**PROVIDED RECORDS**
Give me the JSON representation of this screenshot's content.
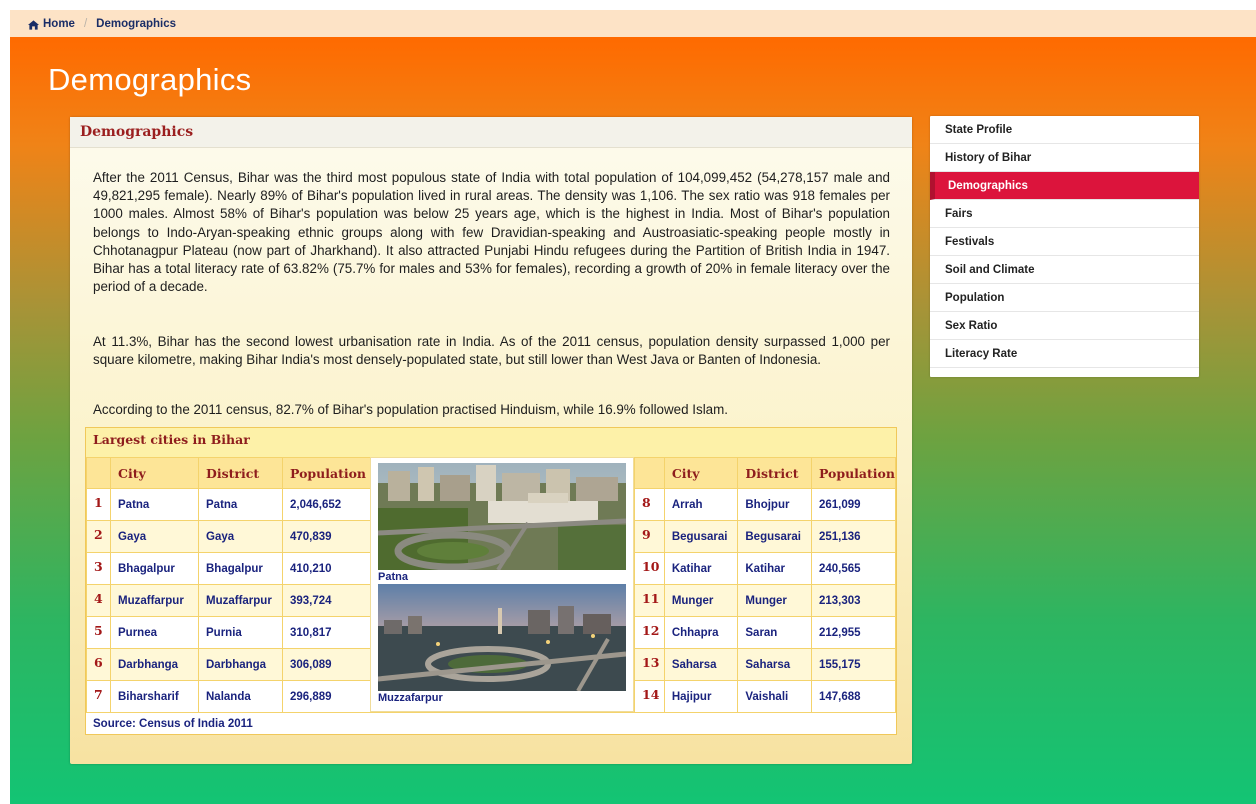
{
  "breadcrumb": {
    "home": "Home",
    "current": "Demographics"
  },
  "page": {
    "title": "Demographics"
  },
  "card": {
    "title": "Demographics",
    "paragraphs": [
      "After the 2011 Census, Bihar was the third most populous state of India with total population of 104,099,452 (54,278,157 male and 49,821,295 female). Nearly 89% of Bihar's population lived in rural areas. The density was 1,106. The sex ratio was 918 females per 1000 males. Almost 58% of Bihar's population was below 25 years age, which is the highest in India. Most of Bihar's population belongs to Indo-Aryan-speaking ethnic groups along with few Dravidian-speaking and Austroasiatic-speaking people mostly in Chhotanagpur Plateau (now part of Jharkhand). It also attracted Punjabi Hindu refugees during the Partition of British India in 1947. Bihar has a total literacy rate of 63.82% (75.7% for males and 53% for females), recording a growth of 20% in female literacy over the period of a decade.",
      "At 11.3%, Bihar has the second lowest urbanisation rate in India. As of the 2011 census, population density surpassed 1,000 per square kilometre, making Bihar India's most densely-populated state, but still lower than West Java or Banten of Indonesia.",
      "According to the 2011 census, 82.7% of Bihar's population practised Hinduism, while 16.9% followed Islam."
    ]
  },
  "cities": {
    "title": "Largest cities in Bihar",
    "headers": {
      "city": "City",
      "district": "District",
      "population": "Population"
    },
    "left": [
      {
        "rank": "1",
        "city": "Patna",
        "district": "Patna",
        "population": "2,046,652"
      },
      {
        "rank": "2",
        "city": "Gaya",
        "district": "Gaya",
        "population": "470,839"
      },
      {
        "rank": "3",
        "city": "Bhagalpur",
        "district": "Bhagalpur",
        "population": "410,210"
      },
      {
        "rank": "4",
        "city": "Muzaffarpur",
        "district": "Muzaffarpur",
        "population": "393,724"
      },
      {
        "rank": "5",
        "city": "Purnea",
        "district": "Purnia",
        "population": "310,817"
      },
      {
        "rank": "6",
        "city": "Darbhanga",
        "district": "Darbhanga",
        "population": "306,089"
      },
      {
        "rank": "7",
        "city": "Biharsharif",
        "district": "Nalanda",
        "population": "296,889"
      }
    ],
    "right": [
      {
        "rank": "8",
        "city": "Arrah",
        "district": "Bhojpur",
        "population": "261,099"
      },
      {
        "rank": "9",
        "city": "Begusarai",
        "district": "Begusarai",
        "population": "251,136"
      },
      {
        "rank": "10",
        "city": "Katihar",
        "district": "Katihar",
        "population": "240,565"
      },
      {
        "rank": "11",
        "city": "Munger",
        "district": "Munger",
        "population": "213,303"
      },
      {
        "rank": "12",
        "city": "Chhapra",
        "district": "Saran",
        "population": "212,955"
      },
      {
        "rank": "13",
        "city": "Saharsa",
        "district": "Saharsa",
        "population": "155,175"
      },
      {
        "rank": "14",
        "city": "Hajipur",
        "district": "Vaishali",
        "population": "147,688"
      }
    ],
    "photos": [
      {
        "caption": "Patna"
      },
      {
        "caption": "Muzzafarpur"
      }
    ],
    "source": "Source: Census of India 2011"
  },
  "sidebar": {
    "items": [
      {
        "label": "State Profile",
        "active": false
      },
      {
        "label": "History of Bihar",
        "active": false
      },
      {
        "label": "Demographics",
        "active": true
      },
      {
        "label": "Fairs",
        "active": false
      },
      {
        "label": "Festivals",
        "active": false
      },
      {
        "label": "Soil and Climate",
        "active": false
      },
      {
        "label": "Population",
        "active": false
      },
      {
        "label": "Sex Ratio",
        "active": false
      },
      {
        "label": "Literacy Rate",
        "active": false
      }
    ]
  },
  "colors": {
    "accent_active": "#dc143c",
    "heading_red": "#9b1f1f",
    "link_navy": "#1a237e",
    "gradient_top": "#ff6a00",
    "gradient_bottom": "#13c474"
  }
}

**OBJECTIVE**
Go over the data above and copy every line that has the word "Patna" in it.

**EXERCISE RESULT**
        "city": "Patna",
        "district": "Patna",
        "caption": "Patna"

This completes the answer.